- Goal of the exercise
Extract every line that contains the word "Shadow".

- Dataset items
========================
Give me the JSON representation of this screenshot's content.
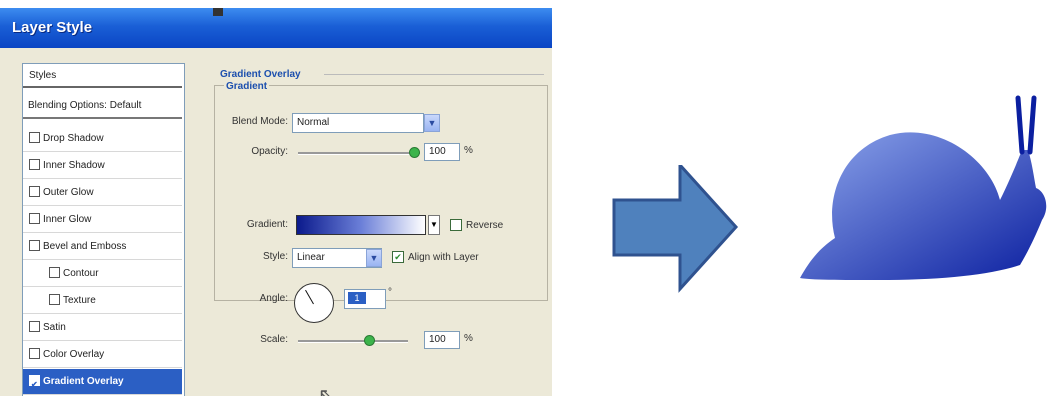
{
  "dialog": {
    "title": "Layer Style",
    "styles_header": "Styles",
    "blending_options": "Blending Options: Default",
    "style_items": [
      {
        "label": "Drop Shadow",
        "checked": false,
        "indent": false
      },
      {
        "label": "Inner Shadow",
        "checked": false,
        "indent": false
      },
      {
        "label": "Outer Glow",
        "checked": false,
        "indent": false
      },
      {
        "label": "Inner Glow",
        "checked": false,
        "indent": false
      },
      {
        "label": "Bevel and Emboss",
        "checked": false,
        "indent": false
      },
      {
        "label": "Contour",
        "checked": false,
        "indent": true
      },
      {
        "label": "Texture",
        "checked": false,
        "indent": true
      },
      {
        "label": "Satin",
        "checked": false,
        "indent": false
      },
      {
        "label": "Color Overlay",
        "checked": false,
        "indent": false
      },
      {
        "label": "Gradient Overlay",
        "checked": true,
        "indent": false,
        "selected": true
      }
    ]
  },
  "gradient_overlay": {
    "section_title": "Gradient Overlay",
    "group_title": "Gradient",
    "blend_mode_label": "Blend Mode:",
    "blend_mode_value": "Normal",
    "opacity_label": "Opacity:",
    "opacity_value": "100",
    "opacity_unit": "%",
    "gradient_label": "Gradient:",
    "reverse_label": "Reverse",
    "style_label": "Style:",
    "style_value": "Linear",
    "align_label": "Align with Layer",
    "angle_label": "Angle:",
    "angle_value": "1",
    "angle_unit": "°",
    "scale_label": "Scale:",
    "scale_value": "100",
    "scale_unit": "%"
  },
  "colors": {
    "title_bar": "#1a5fd6",
    "selection": "#2b5fc4",
    "arrow_fill": "#4f81bd",
    "arrow_stroke": "#2f528f",
    "snail_dark": "#0b1fa0",
    "snail_light": "#8ea6ec"
  }
}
========================
- Task solution
        "label": "Drop Shadow",
        "label": "Inner Shadow",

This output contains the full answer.